» Required work
Return the listing below exactly, with the pictures dropped.
--- BEGIN Data shown ---
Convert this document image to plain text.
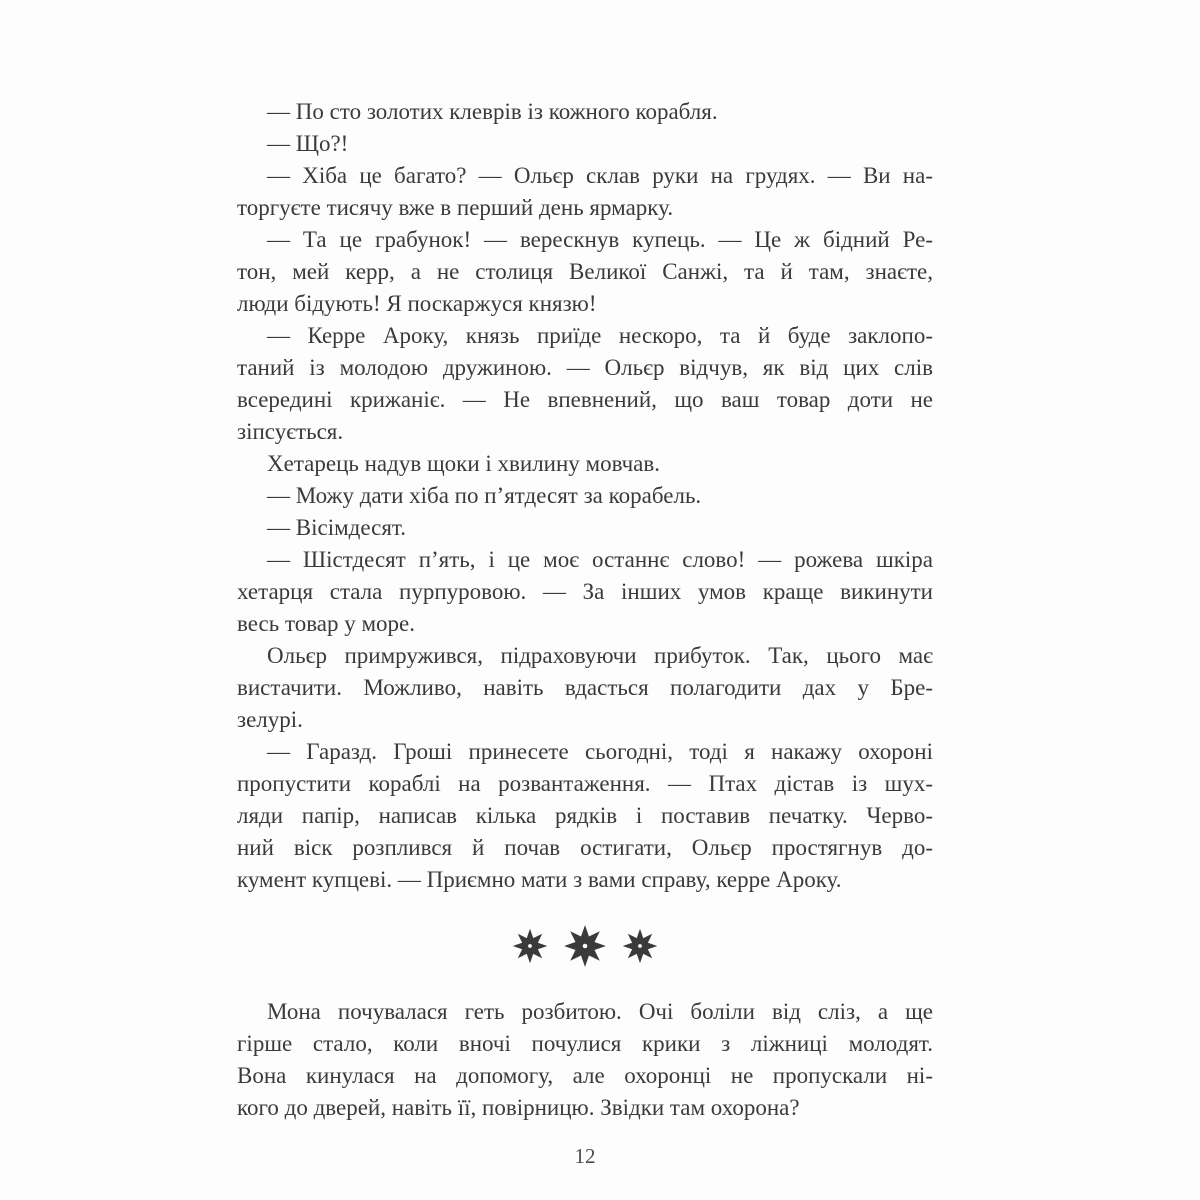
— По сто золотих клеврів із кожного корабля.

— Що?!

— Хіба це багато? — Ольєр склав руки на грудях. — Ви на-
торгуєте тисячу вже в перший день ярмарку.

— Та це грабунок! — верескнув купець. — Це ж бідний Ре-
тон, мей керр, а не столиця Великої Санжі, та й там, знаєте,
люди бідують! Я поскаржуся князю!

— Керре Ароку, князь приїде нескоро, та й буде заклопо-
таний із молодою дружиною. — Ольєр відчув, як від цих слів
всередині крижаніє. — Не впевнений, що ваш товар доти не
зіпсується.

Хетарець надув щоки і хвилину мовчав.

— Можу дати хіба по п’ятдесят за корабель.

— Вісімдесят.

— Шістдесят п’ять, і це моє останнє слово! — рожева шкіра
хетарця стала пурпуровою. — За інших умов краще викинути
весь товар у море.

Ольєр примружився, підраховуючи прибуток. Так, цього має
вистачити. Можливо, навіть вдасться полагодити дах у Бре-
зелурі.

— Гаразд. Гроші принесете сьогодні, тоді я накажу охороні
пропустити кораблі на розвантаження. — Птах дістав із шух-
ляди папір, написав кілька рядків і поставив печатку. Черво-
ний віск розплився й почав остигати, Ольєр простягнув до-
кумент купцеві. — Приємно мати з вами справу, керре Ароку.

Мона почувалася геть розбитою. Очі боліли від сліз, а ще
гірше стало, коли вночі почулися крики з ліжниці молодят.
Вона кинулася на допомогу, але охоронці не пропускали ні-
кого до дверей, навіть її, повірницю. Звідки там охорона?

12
--- END Data shown ---
» Answer
Convert this document image to plain text.
— По сто золотих клеврів із кожного корабля.

— Що?!

— Хіба це багато? — Ольєр склав руки на грудях. — Ви на-
торгуєте тисячу вже в перший день ярмарку.

— Та це грабунок! — верескнув купець. — Це ж бідний Ре-
тон, мей керр, а не столиця Великої Санжі, та й там, знаєте,
люди бідують! Я поскаржуся князю!

— Керре Ароку, князь приїде нескоро, та й буде заклопо-
таний із молодою дружиною. — Ольєр відчув, як від цих слів
всередині крижаніє. — Не впевнений, що ваш товар доти не
зіпсується.

Хетарець надув щоки і хвилину мовчав.

— Можу дати хіба по п’ятдесят за корабель.

— Вісімдесят.

— Шістдесят п’ять, і це моє останнє слово! — рожева шкіра
хетарця стала пурпуровою. — За інших умов краще викинути
весь товар у море.

Ольєр примружився, підраховуючи прибуток. Так, цього має
вистачити. Можливо, навіть вдасться полагодити дах у Бре-
зелурі.

— Гаразд. Гроші принесете сьогодні, тоді я накажу охороні
пропустити кораблі на розвантаження. — Птах дістав із шух-
ляди папір, написав кілька рядків і поставив печатку. Черво-
ний віск розплився й почав остигати, Ольєр простягнув до-
кумент купцеві. — Приємно мати з вами справу, керре Ароку.

Мона почувалася геть розбитою. Очі боліли від сліз, а ще
гірше стало, коли вночі почулися крики з ліжниці молодят.
Вона кинулася на допомогу, але охоронці не пропускали ні-
кого до дверей, навіть її, повірницю. Звідки там охорона?

12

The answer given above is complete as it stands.